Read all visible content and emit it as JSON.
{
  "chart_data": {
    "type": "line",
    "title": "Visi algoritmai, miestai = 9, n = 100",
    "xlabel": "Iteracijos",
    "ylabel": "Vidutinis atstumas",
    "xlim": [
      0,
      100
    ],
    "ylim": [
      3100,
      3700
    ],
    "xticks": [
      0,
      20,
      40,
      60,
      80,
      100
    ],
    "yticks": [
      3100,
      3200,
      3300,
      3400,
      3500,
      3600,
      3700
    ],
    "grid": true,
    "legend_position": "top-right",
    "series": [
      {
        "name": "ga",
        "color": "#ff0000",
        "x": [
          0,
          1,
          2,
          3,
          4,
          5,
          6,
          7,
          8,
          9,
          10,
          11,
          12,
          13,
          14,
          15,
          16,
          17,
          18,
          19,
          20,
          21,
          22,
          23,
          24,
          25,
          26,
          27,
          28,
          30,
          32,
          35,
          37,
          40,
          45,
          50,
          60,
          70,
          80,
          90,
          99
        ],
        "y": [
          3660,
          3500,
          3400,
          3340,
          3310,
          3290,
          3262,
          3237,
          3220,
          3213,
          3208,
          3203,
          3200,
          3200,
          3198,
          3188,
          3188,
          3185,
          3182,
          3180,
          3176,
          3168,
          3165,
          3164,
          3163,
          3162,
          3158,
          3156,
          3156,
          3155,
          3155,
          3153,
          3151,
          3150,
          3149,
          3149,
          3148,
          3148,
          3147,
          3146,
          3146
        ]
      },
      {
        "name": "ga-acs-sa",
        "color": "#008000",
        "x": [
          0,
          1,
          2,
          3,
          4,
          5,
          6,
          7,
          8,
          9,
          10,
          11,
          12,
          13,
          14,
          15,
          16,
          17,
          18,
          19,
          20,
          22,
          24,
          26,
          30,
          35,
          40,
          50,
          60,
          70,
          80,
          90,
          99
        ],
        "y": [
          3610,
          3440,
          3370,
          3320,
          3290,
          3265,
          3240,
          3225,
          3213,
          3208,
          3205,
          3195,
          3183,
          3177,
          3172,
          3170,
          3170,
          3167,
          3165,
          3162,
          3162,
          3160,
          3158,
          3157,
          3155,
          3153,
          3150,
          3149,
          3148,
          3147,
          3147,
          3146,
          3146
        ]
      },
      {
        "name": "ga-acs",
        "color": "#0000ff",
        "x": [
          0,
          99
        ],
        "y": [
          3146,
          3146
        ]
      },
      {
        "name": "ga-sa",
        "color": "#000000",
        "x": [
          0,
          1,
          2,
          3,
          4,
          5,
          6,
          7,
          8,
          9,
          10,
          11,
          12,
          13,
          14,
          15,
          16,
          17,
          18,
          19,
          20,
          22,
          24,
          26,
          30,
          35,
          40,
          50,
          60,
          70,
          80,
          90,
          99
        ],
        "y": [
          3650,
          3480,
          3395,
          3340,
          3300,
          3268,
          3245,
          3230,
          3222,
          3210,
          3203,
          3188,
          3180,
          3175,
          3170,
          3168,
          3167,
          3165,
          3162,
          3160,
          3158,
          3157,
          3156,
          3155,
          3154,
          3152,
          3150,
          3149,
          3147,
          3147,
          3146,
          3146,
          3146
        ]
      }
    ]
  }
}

# What you are asked to do
Go through the entries above and copy every line containing "color".

# Finished exercise
        "color": "#ff0000",
        "color": "#008000",
        "color": "#0000ff",
        "color": "#000000",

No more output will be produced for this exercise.